### WHAT YOU ARE ASKED TO DO:
Note each line that includes the word "open". Copy those lines.

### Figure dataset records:
• • • • •
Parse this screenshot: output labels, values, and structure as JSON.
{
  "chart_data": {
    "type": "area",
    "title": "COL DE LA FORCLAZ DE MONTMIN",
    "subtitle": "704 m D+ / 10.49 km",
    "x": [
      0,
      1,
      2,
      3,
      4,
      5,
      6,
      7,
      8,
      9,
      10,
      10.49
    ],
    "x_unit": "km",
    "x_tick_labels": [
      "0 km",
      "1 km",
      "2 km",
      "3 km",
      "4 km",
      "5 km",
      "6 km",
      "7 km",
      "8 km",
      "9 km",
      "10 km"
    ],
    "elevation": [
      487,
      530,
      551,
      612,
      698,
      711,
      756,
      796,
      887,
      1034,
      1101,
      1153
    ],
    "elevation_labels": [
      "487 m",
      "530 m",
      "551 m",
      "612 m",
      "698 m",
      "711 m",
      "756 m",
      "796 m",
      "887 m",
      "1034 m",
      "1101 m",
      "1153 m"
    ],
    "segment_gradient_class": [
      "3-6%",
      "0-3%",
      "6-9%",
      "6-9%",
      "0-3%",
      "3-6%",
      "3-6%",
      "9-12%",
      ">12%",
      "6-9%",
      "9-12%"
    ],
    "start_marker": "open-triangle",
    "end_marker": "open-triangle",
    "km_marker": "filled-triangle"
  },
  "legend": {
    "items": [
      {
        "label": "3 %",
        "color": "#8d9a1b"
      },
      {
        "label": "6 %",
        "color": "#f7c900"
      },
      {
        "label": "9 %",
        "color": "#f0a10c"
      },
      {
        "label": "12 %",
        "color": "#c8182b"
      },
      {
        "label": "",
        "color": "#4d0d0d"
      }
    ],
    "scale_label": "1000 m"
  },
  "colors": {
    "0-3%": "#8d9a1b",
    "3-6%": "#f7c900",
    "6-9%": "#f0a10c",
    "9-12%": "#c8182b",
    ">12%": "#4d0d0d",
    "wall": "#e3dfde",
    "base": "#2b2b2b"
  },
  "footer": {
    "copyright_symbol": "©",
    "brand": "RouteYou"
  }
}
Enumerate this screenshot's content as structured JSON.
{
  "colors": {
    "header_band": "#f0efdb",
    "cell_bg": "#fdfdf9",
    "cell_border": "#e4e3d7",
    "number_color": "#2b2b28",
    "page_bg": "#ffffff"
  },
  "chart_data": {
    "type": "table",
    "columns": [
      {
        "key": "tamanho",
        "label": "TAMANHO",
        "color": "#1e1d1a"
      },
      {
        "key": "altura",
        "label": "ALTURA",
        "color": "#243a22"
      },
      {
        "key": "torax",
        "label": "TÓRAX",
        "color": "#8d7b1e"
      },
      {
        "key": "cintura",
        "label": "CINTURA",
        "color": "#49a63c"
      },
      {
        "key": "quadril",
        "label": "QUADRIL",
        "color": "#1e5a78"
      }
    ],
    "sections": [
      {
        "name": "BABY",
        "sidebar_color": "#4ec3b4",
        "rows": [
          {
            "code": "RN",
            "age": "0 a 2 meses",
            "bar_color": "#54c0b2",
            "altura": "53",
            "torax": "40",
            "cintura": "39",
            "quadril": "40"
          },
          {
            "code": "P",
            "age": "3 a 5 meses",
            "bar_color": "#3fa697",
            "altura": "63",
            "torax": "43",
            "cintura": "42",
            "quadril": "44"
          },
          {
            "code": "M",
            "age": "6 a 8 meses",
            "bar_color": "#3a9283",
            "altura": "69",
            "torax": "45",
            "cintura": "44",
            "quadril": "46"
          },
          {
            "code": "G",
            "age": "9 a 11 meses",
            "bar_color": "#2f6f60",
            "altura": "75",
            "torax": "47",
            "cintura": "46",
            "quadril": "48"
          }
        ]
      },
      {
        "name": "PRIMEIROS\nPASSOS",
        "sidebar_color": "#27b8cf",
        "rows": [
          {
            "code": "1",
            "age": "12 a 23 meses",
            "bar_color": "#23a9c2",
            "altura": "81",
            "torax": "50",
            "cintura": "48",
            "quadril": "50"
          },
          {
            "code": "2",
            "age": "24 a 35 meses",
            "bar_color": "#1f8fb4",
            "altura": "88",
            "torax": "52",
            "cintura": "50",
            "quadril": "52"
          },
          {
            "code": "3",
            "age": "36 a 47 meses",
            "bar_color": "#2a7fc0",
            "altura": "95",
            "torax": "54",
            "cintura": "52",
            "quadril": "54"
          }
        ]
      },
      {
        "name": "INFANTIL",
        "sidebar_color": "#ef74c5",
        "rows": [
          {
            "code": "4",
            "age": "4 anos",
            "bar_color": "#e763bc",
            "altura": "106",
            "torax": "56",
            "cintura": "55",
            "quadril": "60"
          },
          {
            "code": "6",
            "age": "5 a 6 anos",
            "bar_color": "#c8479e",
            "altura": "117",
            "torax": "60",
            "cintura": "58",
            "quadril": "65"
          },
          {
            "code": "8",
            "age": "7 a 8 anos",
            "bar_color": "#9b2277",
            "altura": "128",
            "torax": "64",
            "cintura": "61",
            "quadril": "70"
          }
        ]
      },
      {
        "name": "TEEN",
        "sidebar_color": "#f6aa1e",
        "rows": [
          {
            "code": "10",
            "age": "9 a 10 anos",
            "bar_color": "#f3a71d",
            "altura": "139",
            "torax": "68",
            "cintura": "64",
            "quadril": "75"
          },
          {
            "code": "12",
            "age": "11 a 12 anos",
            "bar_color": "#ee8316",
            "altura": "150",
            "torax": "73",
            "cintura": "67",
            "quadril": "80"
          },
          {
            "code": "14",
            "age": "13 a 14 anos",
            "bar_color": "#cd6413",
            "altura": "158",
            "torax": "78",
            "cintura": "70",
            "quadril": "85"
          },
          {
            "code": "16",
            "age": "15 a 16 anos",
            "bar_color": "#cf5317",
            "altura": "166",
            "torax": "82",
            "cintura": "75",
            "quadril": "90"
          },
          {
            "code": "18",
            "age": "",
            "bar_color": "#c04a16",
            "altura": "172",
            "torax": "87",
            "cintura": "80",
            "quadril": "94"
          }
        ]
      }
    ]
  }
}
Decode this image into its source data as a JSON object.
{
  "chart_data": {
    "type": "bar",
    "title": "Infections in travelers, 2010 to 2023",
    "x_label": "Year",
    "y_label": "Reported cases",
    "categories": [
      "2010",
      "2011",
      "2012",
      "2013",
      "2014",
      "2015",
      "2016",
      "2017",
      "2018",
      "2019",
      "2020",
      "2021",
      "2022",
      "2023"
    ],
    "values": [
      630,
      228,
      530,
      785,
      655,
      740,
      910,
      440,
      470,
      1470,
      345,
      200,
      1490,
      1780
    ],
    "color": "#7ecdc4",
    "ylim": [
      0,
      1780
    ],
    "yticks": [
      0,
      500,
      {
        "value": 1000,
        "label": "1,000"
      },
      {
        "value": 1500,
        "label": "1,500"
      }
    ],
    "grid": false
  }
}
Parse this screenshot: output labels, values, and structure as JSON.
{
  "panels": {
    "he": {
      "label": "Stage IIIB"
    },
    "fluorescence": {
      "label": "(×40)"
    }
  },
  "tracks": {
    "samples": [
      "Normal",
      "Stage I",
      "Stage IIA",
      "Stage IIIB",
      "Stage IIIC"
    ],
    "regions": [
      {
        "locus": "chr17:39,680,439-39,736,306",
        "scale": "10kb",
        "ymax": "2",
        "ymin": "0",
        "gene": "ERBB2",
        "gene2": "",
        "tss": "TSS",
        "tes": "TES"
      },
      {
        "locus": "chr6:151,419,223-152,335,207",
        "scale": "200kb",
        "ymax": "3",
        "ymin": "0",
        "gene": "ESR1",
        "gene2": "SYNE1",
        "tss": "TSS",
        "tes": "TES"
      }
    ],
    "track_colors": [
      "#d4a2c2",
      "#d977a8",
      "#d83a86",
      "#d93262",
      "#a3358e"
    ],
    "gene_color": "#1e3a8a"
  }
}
• • • • •
### COMPLETED TASK:
    "start_marker": "open-triangle",
    "end_marker": "open-triangle",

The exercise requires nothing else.